Find the string "Площадь" in the listing and report every line that has it.

Entries from a dataset:
════════

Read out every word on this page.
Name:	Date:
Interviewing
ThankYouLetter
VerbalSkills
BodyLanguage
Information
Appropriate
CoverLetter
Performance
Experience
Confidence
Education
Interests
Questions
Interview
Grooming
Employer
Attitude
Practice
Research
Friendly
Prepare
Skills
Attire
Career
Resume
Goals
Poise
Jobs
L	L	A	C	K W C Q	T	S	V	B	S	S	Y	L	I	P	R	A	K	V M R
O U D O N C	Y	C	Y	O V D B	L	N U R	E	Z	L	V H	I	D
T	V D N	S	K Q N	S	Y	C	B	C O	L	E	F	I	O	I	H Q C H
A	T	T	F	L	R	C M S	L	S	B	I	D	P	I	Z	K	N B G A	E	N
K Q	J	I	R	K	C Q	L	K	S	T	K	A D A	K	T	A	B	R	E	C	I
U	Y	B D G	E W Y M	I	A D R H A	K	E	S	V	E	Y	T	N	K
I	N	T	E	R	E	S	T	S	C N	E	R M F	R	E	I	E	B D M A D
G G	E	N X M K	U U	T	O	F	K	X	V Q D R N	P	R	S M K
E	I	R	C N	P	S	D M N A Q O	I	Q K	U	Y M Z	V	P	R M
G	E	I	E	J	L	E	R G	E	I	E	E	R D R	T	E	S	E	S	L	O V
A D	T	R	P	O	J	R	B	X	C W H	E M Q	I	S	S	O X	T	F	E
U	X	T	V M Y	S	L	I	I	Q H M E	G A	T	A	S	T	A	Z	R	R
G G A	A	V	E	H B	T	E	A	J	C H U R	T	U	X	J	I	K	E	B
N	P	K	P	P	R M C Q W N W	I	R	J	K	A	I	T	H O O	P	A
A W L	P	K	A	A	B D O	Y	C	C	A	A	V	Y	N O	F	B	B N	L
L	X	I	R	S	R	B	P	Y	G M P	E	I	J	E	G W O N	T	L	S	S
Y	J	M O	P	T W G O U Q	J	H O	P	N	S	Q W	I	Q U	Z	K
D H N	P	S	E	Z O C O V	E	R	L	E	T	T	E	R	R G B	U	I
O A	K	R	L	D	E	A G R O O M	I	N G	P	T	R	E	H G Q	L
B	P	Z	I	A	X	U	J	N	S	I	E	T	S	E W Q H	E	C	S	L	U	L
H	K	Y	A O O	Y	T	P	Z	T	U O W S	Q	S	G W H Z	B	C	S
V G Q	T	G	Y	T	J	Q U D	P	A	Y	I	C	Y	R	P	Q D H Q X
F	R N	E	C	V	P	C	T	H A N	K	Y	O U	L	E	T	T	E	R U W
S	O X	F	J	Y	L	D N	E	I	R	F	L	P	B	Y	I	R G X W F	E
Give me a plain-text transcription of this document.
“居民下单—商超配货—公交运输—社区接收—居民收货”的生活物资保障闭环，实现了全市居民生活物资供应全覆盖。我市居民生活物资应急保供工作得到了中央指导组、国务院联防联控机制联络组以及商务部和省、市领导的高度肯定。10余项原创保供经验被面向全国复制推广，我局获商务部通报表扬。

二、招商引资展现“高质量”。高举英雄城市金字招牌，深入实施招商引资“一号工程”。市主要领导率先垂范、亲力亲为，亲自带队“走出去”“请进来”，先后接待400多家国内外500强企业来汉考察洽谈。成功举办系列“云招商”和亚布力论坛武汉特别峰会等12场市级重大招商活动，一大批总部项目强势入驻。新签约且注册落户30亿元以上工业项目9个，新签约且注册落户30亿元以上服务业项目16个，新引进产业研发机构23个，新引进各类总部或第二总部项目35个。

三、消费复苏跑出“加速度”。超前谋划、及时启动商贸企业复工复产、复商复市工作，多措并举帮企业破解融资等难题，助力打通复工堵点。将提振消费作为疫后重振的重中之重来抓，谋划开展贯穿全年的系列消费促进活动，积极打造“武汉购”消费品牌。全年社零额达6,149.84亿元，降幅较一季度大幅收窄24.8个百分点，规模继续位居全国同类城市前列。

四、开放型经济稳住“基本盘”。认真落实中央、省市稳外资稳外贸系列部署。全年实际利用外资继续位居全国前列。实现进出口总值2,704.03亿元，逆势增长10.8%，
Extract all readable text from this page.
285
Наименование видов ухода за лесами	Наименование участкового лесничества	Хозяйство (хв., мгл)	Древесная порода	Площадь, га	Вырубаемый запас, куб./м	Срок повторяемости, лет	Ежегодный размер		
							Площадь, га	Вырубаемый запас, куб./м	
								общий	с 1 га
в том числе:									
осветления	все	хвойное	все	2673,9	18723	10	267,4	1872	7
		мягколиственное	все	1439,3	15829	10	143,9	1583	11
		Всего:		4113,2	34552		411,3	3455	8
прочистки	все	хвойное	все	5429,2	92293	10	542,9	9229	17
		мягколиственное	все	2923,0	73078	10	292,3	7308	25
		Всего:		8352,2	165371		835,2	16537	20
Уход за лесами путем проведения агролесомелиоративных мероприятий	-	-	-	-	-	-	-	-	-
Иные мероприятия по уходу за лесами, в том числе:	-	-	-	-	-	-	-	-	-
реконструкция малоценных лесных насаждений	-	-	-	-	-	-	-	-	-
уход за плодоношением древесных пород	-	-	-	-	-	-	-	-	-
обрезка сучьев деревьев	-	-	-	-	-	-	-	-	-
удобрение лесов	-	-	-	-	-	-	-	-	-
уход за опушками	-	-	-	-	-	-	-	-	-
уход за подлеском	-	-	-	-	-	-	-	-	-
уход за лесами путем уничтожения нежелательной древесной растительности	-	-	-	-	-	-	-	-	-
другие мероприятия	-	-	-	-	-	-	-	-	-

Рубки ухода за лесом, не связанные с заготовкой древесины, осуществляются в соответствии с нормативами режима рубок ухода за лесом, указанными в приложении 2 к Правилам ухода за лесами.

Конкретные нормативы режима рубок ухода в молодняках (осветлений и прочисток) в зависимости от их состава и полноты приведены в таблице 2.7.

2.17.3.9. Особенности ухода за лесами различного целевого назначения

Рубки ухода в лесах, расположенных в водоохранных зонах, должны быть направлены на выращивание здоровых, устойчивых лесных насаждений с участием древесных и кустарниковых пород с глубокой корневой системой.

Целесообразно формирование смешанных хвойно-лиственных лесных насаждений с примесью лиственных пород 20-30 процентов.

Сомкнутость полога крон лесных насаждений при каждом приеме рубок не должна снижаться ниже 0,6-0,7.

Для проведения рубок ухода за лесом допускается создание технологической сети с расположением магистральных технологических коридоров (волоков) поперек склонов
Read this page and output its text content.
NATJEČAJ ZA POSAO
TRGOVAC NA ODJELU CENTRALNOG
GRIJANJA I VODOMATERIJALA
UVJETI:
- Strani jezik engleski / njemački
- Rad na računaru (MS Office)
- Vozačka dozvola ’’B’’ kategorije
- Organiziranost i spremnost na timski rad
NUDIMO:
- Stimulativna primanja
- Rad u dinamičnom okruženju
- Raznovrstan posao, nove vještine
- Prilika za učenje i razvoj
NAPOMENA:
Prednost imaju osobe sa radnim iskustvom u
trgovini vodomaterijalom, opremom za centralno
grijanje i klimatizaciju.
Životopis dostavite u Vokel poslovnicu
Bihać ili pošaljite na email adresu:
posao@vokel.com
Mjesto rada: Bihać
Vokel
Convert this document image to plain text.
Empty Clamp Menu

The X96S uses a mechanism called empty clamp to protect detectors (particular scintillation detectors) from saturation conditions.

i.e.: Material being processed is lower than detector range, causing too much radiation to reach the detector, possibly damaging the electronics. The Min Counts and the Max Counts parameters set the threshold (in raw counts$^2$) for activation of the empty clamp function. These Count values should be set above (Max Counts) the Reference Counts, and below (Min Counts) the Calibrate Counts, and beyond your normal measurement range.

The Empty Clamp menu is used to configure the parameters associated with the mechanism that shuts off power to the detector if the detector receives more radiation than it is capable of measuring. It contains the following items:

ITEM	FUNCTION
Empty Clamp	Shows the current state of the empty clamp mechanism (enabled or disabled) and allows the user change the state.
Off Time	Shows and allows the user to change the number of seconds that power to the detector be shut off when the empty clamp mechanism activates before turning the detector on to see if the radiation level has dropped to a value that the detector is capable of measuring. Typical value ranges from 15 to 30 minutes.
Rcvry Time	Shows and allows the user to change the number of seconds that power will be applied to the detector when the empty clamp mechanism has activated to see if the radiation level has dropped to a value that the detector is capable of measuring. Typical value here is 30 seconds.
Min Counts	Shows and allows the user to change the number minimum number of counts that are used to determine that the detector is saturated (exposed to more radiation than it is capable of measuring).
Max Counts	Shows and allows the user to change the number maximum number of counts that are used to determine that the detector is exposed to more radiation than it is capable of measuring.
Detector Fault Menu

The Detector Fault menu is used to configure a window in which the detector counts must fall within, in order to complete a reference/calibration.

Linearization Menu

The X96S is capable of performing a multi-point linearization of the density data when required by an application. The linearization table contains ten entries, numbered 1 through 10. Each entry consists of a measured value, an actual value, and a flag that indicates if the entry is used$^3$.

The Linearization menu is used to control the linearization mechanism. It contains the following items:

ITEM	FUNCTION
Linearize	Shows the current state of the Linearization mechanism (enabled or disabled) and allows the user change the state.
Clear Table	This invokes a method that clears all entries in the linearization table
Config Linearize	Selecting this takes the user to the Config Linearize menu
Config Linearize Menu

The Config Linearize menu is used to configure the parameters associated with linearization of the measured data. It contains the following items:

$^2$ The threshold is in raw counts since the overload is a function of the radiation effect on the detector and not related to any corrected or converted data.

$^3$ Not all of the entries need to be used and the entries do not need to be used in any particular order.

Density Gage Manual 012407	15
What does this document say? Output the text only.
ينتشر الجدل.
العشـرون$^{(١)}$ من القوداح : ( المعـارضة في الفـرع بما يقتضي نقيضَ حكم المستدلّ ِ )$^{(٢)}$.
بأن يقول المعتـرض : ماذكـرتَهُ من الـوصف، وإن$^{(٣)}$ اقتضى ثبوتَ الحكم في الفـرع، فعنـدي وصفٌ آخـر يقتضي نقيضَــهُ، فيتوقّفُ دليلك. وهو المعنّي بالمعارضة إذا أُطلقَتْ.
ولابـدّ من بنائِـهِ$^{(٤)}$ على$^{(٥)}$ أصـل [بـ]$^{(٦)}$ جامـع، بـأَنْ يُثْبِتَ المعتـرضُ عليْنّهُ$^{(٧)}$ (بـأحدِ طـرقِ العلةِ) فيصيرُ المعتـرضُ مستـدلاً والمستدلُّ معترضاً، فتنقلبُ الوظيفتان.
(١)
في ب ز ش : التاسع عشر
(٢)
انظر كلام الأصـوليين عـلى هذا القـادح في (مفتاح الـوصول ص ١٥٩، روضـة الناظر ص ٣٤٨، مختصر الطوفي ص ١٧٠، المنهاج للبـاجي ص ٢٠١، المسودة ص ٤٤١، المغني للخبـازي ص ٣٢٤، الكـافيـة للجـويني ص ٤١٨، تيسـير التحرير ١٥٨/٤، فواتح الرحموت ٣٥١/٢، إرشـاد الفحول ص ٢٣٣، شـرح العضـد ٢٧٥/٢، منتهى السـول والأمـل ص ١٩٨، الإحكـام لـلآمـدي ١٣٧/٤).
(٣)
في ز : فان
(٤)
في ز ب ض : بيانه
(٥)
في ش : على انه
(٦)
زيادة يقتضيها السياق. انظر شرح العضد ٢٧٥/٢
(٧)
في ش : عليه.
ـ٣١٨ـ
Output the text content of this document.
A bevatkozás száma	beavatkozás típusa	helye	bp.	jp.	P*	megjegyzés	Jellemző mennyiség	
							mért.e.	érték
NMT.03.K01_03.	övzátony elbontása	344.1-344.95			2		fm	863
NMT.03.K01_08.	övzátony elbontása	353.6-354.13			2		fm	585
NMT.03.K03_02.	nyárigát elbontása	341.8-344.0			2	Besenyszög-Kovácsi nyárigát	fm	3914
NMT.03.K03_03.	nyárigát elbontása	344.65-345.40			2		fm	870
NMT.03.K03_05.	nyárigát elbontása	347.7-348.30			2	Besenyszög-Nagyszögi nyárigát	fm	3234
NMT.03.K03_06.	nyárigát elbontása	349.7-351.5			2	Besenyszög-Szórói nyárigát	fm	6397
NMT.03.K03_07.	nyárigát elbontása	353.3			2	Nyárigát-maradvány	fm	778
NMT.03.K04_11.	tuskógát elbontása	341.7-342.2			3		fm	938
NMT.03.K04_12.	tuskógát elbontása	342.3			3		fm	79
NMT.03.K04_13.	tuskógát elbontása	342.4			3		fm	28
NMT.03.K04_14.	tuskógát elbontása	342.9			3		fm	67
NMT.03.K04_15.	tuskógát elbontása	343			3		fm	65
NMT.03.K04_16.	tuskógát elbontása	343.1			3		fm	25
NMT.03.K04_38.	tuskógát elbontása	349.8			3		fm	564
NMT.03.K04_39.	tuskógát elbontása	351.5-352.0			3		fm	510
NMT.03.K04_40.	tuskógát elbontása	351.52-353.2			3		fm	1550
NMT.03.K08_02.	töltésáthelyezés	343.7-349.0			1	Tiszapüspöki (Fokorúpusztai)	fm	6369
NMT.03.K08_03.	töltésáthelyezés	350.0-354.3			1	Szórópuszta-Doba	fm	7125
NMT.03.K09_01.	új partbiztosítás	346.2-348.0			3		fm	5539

════════

§ Response
Наименование видов ухода за лесами	Наименование участкового лесничества	Хозяйство (хв., мгл)	Древесная порода	Площадь, га	Вырубаемый запас, куб./м	Срок повторяемости, лет	Ежегодный размер		
							Площадь, га	Вырубаемый запас, куб./м	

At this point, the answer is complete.